Raw records:
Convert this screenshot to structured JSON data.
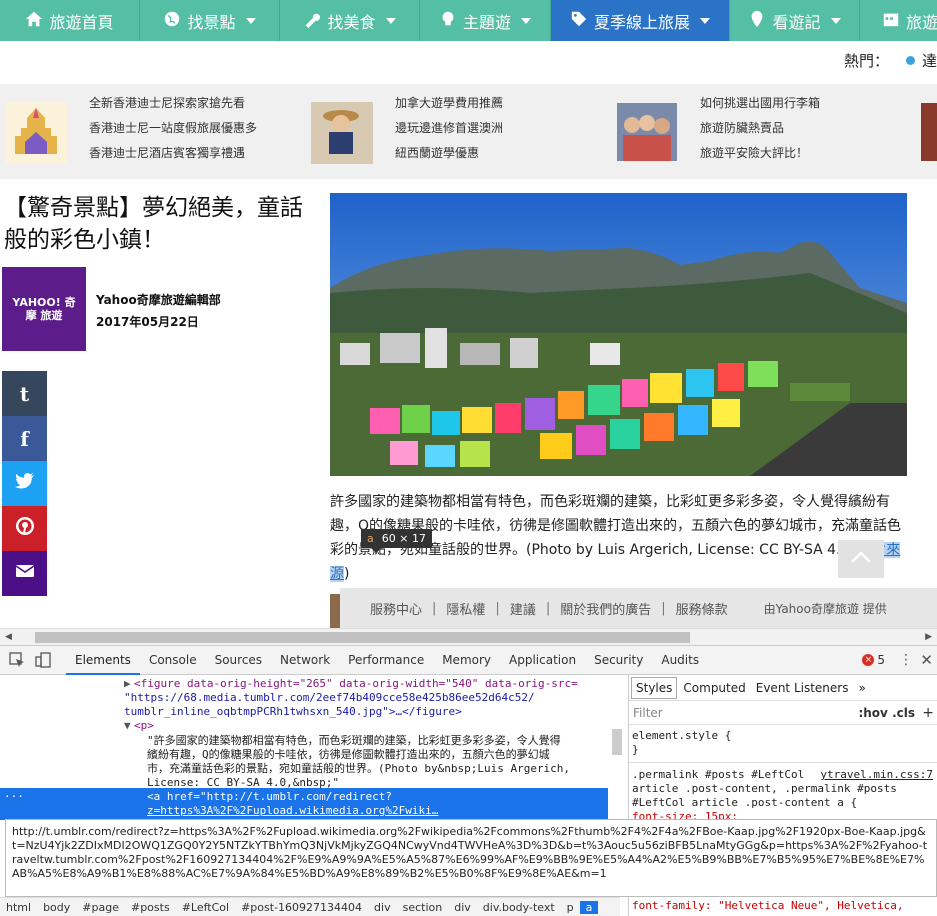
{
  "nav": {
    "items": [
      {
        "label": "旅遊首頁",
        "icon": "home-icon"
      },
      {
        "label": "找景點",
        "icon": "globe-icon"
      },
      {
        "label": "找美食",
        "icon": "wrench-icon"
      },
      {
        "label": "主題遊",
        "icon": "lightbulb-icon"
      },
      {
        "label": "夏季線上旅展",
        "icon": "tag-icon"
      },
      {
        "label": "看遊記",
        "icon": "map-marker-icon"
      },
      {
        "label": "旅遊",
        "icon": "calendar-icon"
      }
    ]
  },
  "hot": {
    "label": "熱門：",
    "item": "達"
  },
  "promos": [
    {
      "links": [
        "全新香港迪士尼探索家搶先看",
        "香港迪士尼一站度假旅展優惠多",
        "香港迪士尼酒店賓客獨享禮遇"
      ]
    },
    {
      "links": [
        "加拿大遊學費用推薦",
        "邊玩邊進修首選澳洲",
        "紐西蘭遊學優惠"
      ]
    },
    {
      "links": [
        "如何挑選出國用行李箱",
        "旅遊防臟熱賣品",
        "旅遊平安險大評比！"
      ]
    }
  ],
  "article": {
    "title": "【驚奇景點】夢幻絕美，童話般的彩色小鎮！",
    "author_logo": "YAHOO! 奇摩 旅遊",
    "author": "Yahoo奇摩旅遊編輯部",
    "date": "2017年05月22日",
    "caption_text": "許多國家的建築物都相當有特色，而色彩斑斕的建築，比彩虹更多彩多姿，令人覺得繽紛有趣，Q的像糖果般的卡哇依，彷彿是修圖軟體打造出來的，五顏六色的夢幻城市，充滿童話色彩的景點，宛如童話般的世界。(Photo by Luis Argerich, License: CC BY-SA 4.0, ",
    "caption_link": "圖片來源",
    "caption_end": ")"
  },
  "share": [
    {
      "icon": "tumblr-icon",
      "glyph": "t",
      "color": "#36465d"
    },
    {
      "icon": "facebook-icon",
      "glyph": "f",
      "color": "#3b5998"
    },
    {
      "icon": "twitter-icon",
      "glyph": "",
      "color": "#1da1f2"
    },
    {
      "icon": "pinterest-icon",
      "glyph": "",
      "color": "#cb2027"
    },
    {
      "icon": "email-icon",
      "glyph": "",
      "color": "#4b0f87"
    }
  ],
  "tooltip": {
    "tag": "a",
    "size": "60 × 17"
  },
  "footer": {
    "links": [
      "服務中心",
      "隱私權",
      "建議",
      "關於我們的廣告",
      "服務條款"
    ],
    "provided": "由Yahoo奇摩旅遊 提供"
  },
  "devtools": {
    "tabs": [
      "Elements",
      "Console",
      "Sources",
      "Network",
      "Performance",
      "Memory",
      "Application",
      "Security",
      "Audits"
    ],
    "active_tab": "Elements",
    "error_count": "5",
    "lines": [
      "<figure data-orig-height=\"265\" data-orig-width=\"540\" data-orig-src=",
      "\"https://68.media.tumblr.com/2eef74b409cce58e425b86ee52d64c52/",
      "tumblr_inline_oqbtmpPCRh1twhsxn_540.jpg\">…</figure>",
      "<p>",
      "\"許多國家的建築物都相當有特色，而色彩斑斕的建築，比彩虹更多彩多姿，令人覺得",
      "繽紛有趣，Q的像糖果般的卡哇依，彷彿是修圖軟體打造出來的，五顏六色的夢幻城",
      "市，充滿童話色彩的景點，宛如童話般的世界。(Photo by&nbsp;Luis Argerich,",
      "License: CC BY-SA 4.0,&nbsp;\"",
      "<a href=\"http://t.umblr.com/redirect?",
      "z=https%3A%2F%2Fupload.wikimedia.org%2Fwiki…"
    ],
    "styles_tabs": [
      "Styles",
      "Computed",
      "Event Listeners"
    ],
    "filter_placeholder": "Filter",
    "hov": ":hov",
    "cls": ".cls",
    "style_lines": [
      "element.style {",
      "}",
      ".permalink #posts #LeftCol",
      "article .post-content, .permalink #posts",
      "#LeftCol article .post-content a {",
      "  font-size: 15px;"
    ],
    "style_source": "ytravel.min.css:7",
    "font_family_line": "  font-family: \"Helvetica Neue\", Helvetica,",
    "url_popup": "http://t.umblr.com/redirect?z=https%3A%2F%2Fupload.wikimedia.org%2Fwikipedia%2Fcommons%2Fthumb%2F4%2F4a%2FBoe-Kaap.jpg%2F1920px-Boe-Kaap.jpg&t=NzU4Yjk2ZDIxMDI2OWQ1ZGQ0Y2Y5NTZkYTBhYmQ3NjVkMjkyZGQ4NCwyVnd4TWVHeA%3D%3D&b=t%3Aouc5u56ziBFB5LnaMtyGGg&p=https%3A%2F%2Fyahoo-traveltw.tumblr.com%2Fpost%2F160927134404%2F%E9%A9%9A%E5%A5%87%E6%99%AF%E9%BB%9E%E5%A4%A2%E5%B9%BB%E7%B5%95%E7%BE%8E%E7%AB%A5%E8%A9%B1%E8%88%AC%E7%9A%84%E5%BD%A9%E8%89%B2%E5%B0%8F%E9%8E%AE&m=1",
    "breadcrumbs": [
      "html",
      "body",
      "#page",
      "#posts",
      "#LeftCol",
      "#post-160927134404",
      "div",
      "section",
      "div",
      "div.body-text",
      "p",
      "a"
    ]
  }
}
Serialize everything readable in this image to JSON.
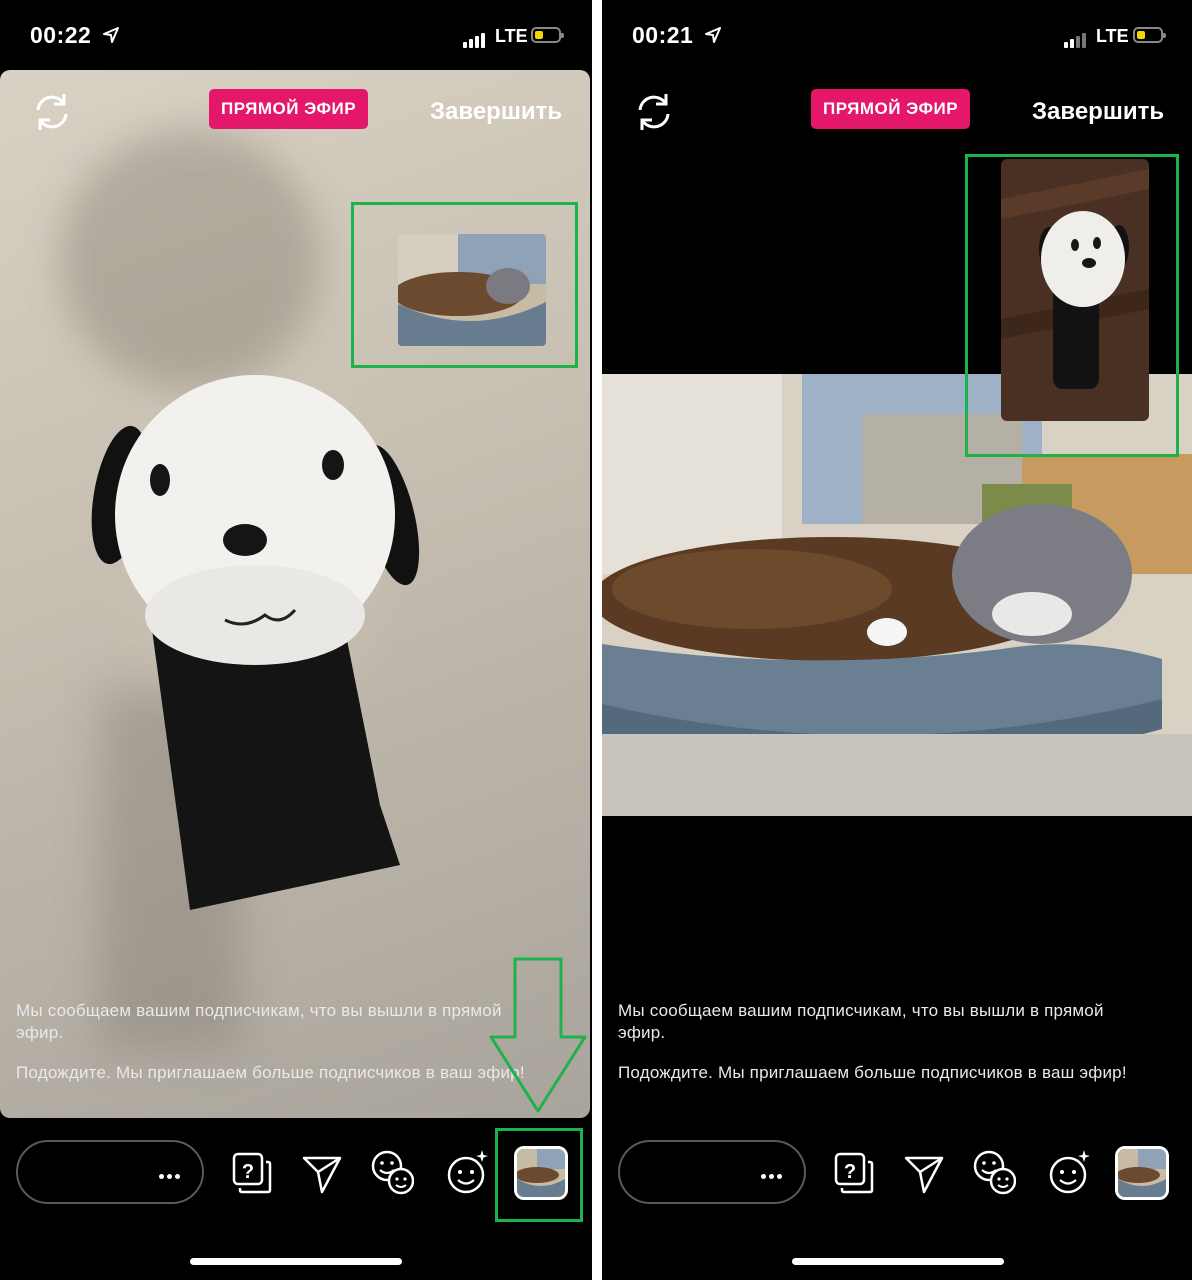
{
  "status_left": {
    "time": "00:22",
    "network": "LTE"
  },
  "status_right": {
    "time": "00:21",
    "network": "LTE"
  },
  "live_badge": "ПРЯМОЙ ЭФИР",
  "end_button": "Завершить",
  "notice": {
    "line1": "Мы сообщаем вашим подписчикам, что вы вышли в прямой эфир.",
    "line2": "Подождите. Мы приглашаем больше подписчиков в ваш эфир!"
  },
  "colors": {
    "live_badge": "#e4176a",
    "highlight": "#1db34a",
    "background": "#000000"
  },
  "icons": [
    "location-arrow-icon",
    "signal-icon",
    "battery-icon",
    "flip-camera-icon",
    "question-sticker-icon",
    "send-icon",
    "add-guest-icon",
    "effects-icon",
    "more-icon",
    "arrow-down-icon"
  ]
}
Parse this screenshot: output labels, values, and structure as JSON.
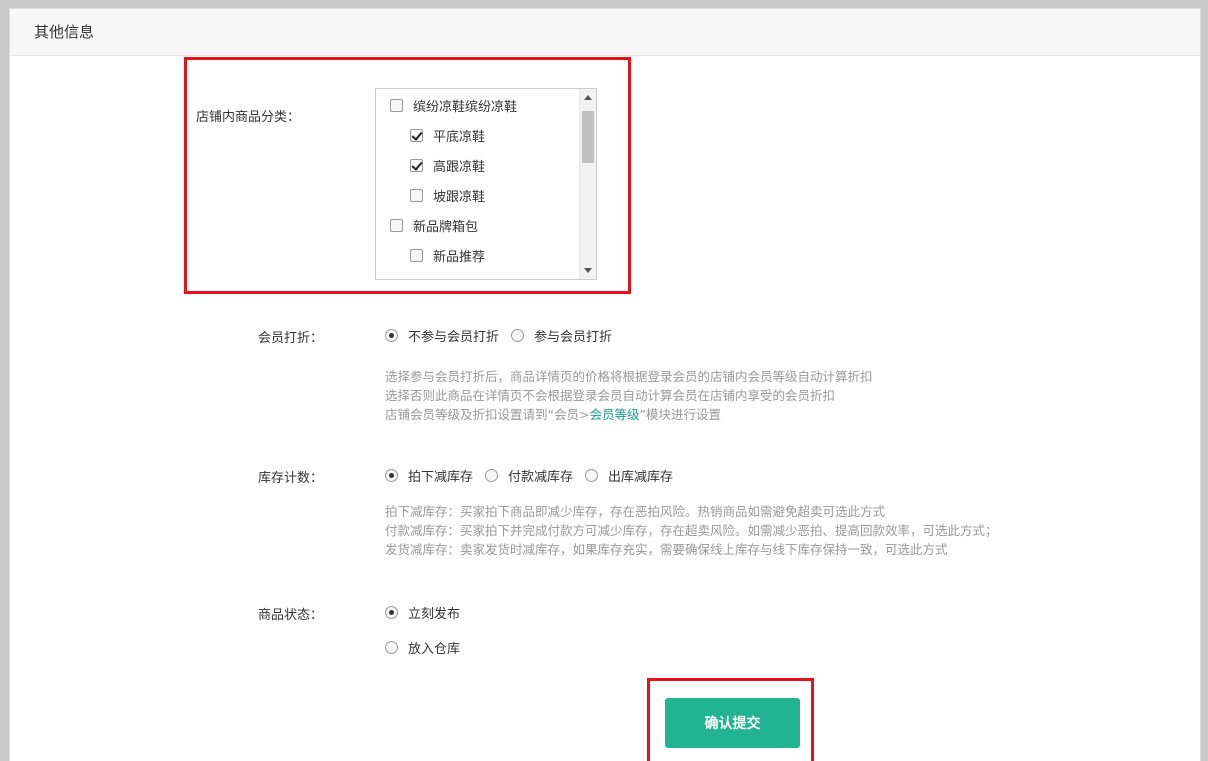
{
  "panel": {
    "title": "其他信息"
  },
  "category": {
    "label": "店铺内商品分类：",
    "items": [
      {
        "label": "缤纷凉鞋缤纷凉鞋",
        "checked": false,
        "level": 0
      },
      {
        "label": "平底凉鞋",
        "checked": true,
        "level": 1
      },
      {
        "label": "高跟凉鞋",
        "checked": true,
        "level": 1
      },
      {
        "label": "坡跟凉鞋",
        "checked": false,
        "level": 1
      },
      {
        "label": "新品牌箱包",
        "checked": false,
        "level": 0
      },
      {
        "label": "新品推荐",
        "checked": false,
        "level": 1
      }
    ]
  },
  "member_discount": {
    "label": "会员打折：",
    "options": [
      {
        "label": "不参与会员打折",
        "checked": true
      },
      {
        "label": "参与会员打折",
        "checked": false
      }
    ],
    "hints": [
      "选择参与会员打折后，商品详情页的价格将根据登录会员的店铺内会员等级自动计算折扣",
      "选择否则此商品在详情页不会根据登录会员自动计算会员在店铺内享受的会员折扣"
    ],
    "hint3_prefix": "店铺会员等级及折扣设置请到“会员>",
    "hint3_link": "会员等级",
    "hint3_suffix": "”模块进行设置"
  },
  "stock_count": {
    "label": "库存计数：",
    "options": [
      {
        "label": "拍下减库存",
        "checked": true
      },
      {
        "label": "付款减库存",
        "checked": false
      },
      {
        "label": "出库减库存",
        "checked": false
      }
    ],
    "hints": [
      "拍下减库存：买家拍下商品即减少库存，存在恶拍风险。热销商品如需避免超卖可选此方式",
      "付款减库存：买家拍下并完成付款方可减少库存，存在超卖风险。如需减少恶拍、提高回款效率，可选此方式；",
      "发货减库存：卖家发货时减库存，如果库存充实，需要确保线上库存与线下库存保持一致，可选此方式"
    ]
  },
  "product_status": {
    "label": "商品状态：",
    "options": [
      {
        "label": "立刻发布",
        "checked": true
      },
      {
        "label": "放入仓库",
        "checked": false
      }
    ]
  },
  "submit": {
    "label": "确认提交"
  },
  "colors": {
    "accent": "#22b491",
    "link": "#1aa094",
    "highlight": "#e8121c"
  }
}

# Requirements:
Filter out every line that lacks the word "彷彿是修圖軟體打造出來的", and copy the rest.

# Problem solution:
    "caption_text": "許多國家的建築物都相當有特色，而色彩斑斕的建築，比彩虹更多彩多姿，令人覺得繽紛有趣，Q的像糖果般的卡哇依，彷彿是修圖軟體打造出來的，五顏六色的夢幻城市，充滿童話色彩的景點，宛如童話般的世界。(Photo by Luis Argerich, License: CC BY-SA 4.0, ",
      "繽紛有趣，Q的像糖果般的卡哇依，彷彿是修圖軟體打造出來的，五顏六色的夢幻城",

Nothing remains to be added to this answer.